• _Requirements_: Write out every record below exactly as it appears.

**********

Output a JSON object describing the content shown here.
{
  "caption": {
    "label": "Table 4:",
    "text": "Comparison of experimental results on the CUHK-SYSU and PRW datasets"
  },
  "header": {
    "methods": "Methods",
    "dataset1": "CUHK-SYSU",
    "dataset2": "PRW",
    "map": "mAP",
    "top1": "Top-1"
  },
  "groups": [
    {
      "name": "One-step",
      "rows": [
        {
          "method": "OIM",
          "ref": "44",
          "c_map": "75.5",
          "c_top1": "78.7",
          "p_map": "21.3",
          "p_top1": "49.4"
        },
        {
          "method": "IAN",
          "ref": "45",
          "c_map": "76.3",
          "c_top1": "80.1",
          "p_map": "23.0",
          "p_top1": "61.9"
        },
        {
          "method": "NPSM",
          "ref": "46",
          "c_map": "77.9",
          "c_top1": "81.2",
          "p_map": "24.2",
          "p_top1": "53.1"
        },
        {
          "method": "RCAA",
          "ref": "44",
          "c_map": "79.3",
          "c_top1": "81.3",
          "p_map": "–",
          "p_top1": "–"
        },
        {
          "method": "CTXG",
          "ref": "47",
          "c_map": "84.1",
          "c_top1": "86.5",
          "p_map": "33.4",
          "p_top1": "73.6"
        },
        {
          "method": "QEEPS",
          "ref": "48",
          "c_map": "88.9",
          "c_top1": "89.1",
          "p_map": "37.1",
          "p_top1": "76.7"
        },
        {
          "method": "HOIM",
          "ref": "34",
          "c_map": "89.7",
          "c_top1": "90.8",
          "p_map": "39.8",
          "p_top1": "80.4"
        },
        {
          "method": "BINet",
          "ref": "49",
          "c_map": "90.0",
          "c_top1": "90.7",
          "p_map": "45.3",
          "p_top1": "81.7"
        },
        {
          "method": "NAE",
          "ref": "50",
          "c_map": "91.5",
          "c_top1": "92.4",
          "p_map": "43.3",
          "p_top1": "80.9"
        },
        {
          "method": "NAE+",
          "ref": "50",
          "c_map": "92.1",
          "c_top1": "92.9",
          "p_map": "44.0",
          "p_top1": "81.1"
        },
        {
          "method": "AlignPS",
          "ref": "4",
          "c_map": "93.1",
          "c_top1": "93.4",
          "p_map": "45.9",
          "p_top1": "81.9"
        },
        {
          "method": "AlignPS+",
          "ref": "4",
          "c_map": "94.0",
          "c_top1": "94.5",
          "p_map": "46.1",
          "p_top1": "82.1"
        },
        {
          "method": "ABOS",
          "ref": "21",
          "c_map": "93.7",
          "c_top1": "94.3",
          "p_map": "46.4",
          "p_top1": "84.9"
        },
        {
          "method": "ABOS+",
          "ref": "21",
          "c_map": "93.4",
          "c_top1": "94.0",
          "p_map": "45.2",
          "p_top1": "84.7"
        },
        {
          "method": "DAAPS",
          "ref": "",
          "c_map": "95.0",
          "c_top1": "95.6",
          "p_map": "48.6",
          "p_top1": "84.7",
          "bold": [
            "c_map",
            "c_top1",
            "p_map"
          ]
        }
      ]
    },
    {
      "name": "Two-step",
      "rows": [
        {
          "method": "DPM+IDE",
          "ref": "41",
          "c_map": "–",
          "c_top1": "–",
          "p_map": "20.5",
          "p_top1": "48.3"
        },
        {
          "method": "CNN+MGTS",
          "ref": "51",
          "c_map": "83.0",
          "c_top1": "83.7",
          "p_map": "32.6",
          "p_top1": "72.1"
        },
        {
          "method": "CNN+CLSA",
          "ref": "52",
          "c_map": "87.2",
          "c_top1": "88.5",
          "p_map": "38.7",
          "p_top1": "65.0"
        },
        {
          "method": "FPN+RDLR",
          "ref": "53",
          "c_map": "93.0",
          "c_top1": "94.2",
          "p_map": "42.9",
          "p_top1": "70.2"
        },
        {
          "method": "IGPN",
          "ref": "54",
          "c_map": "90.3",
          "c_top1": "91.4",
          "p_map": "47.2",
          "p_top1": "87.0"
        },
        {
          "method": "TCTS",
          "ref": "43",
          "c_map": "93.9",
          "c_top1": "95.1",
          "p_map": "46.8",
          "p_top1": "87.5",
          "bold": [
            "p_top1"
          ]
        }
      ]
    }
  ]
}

**********

• _Response for this exercise_:
Output a JSON object describing the content shown here.
{
  "caption": {
    "label": "Table 4:",
    "text": "Comparison of experimental results on the CUHK-SYSU and PRW datasets"
  },
  "header": {
    "methods": "Methods",
    "dataset1": "CUHK-SYSU",
    "dataset2": "PRW",
    "map": "mAP",
    "top1": "Top-1"
  },
  "groups": [
    {
      "name": "One-step",
      "rows": [
        {
          "method": "OIM",
          "ref": "44",
          "c_map": "75.5",
          "c_top1": "78.7",
          "p_map": "21.3",
          "p_top1": "49.4"
        },
        {
          "method": "IAN",
          "ref": "45",
          "c_map": "76.3",
          "c_top1": "80.1",
          "p_map": "23.0",
          "p_top1": "61.9"
        },
        {
          "method": "NPSM",
          "ref": "46",
          "c_map": "77.9",
          "c_top1": "81.2",
          "p_map": "24.2",
          "p_top1": "53.1"
        },
        {
          "method": "RCAA",
          "ref": "44",
          "c_map": "79.3",
          "c_top1": "81.3",
          "p_map": "–",
          "p_top1": "–"
        },
        {
          "method": "CTXG",
          "ref": "47",
          "c_map": "84.1",
          "c_top1": "86.5",
          "p_map": "33.4",
          "p_top1": "73.6"
        },
        {
          "method": "QEEPS",
          "ref": "48",
          "c_map": "88.9",
          "c_top1": "89.1",
          "p_map": "37.1",
          "p_top1": "76.7"
        },
        {
          "method": "HOIM",
          "ref": "34",
          "c_map": "89.7",
          "c_top1": "90.8",
          "p_map": "39.8",
          "p_top1": "80.4"
        },
        {
          "method": "BINet",
          "ref": "49",
          "c_map": "90.0",
          "c_top1": "90.7",
          "p_map": "45.3",
          "p_top1": "81.7"
        },
        {
          "method": "NAE",
          "ref": "50",
          "c_map": "91.5",
          "c_top1": "92.4",
          "p_map": "43.3",
          "p_top1": "80.9"
        },
        {
          "method": "NAE+",
          "ref": "50",
          "c_map": "92.1",
          "c_top1": "92.9",
          "p_map": "44.0",
          "p_top1": "81.1"
        },
        {
          "method": "AlignPS",
          "ref": "4",
          "c_map": "93.1",
          "c_top1": "93.4",
          "p_map": "45.9",
          "p_top1": "81.9"
        },
        {
          "method": "AlignPS+",
          "ref": "4",
          "c_map": "94.0",
          "c_top1": "94.5",
          "p_map": "46.1",
          "p_top1": "82.1"
        },
        {
          "method": "ABOS",
          "ref": "21",
          "c_map": "93.7",
          "c_top1": "94.3",
          "p_map": "46.4",
          "p_top1": "84.9"
        },
        {
          "method": "ABOS+",
          "ref": "21",
          "c_map": "93.4",
          "c_top1": "94.0",
          "p_map": "45.2",
          "p_top1": "84.7"
        },
        {
          "method": "DAAPS",
          "ref": "",
          "c_map": "95.0",
          "c_top1": "95.6",
          "p_map": "48.6",
          "p_top1": "84.7",
          "bold": [
            "c_map",
            "c_top1",
            "p_map"
          ]
        }
      ]
    },
    {
      "name": "Two-step",
      "rows": [
        {
          "method": "DPM+IDE",
          "ref": "41",
          "c_map": "–",
          "c_top1": "–",
          "p_map": "20.5",
          "p_top1": "48.3"
        },
        {
          "method": "CNN+MGTS",
          "ref": "51",
          "c_map": "83.0",
          "c_top1": "83.7",
          "p_map": "32.6",
          "p_top1": "72.1"
        },
        {
          "method": "CNN+CLSA",
          "ref": "52",
          "c_map": "87.2",
          "c_top1": "88.5",
          "p_map": "38.7",
          "p_top1": "65.0"
        },
        {
          "method": "FPN+RDLR",
          "ref": "53",
          "c_map": "93.0",
          "c_top1": "94.2",
          "p_map": "42.9",
          "p_top1": "70.2"
        },
        {
          "method": "IGPN",
          "ref": "54",
          "c_map": "90.3",
          "c_top1": "91.4",
          "p_map": "47.2",
          "p_top1": "87.0"
        },
        {
          "method": "TCTS",
          "ref": "43",
          "c_map": "93.9",
          "c_top1": "95.1",
          "p_map": "46.8",
          "p_top1": "87.5",
          "bold": [
            "p_top1"
          ]
        }
      ]
    }
  ]
}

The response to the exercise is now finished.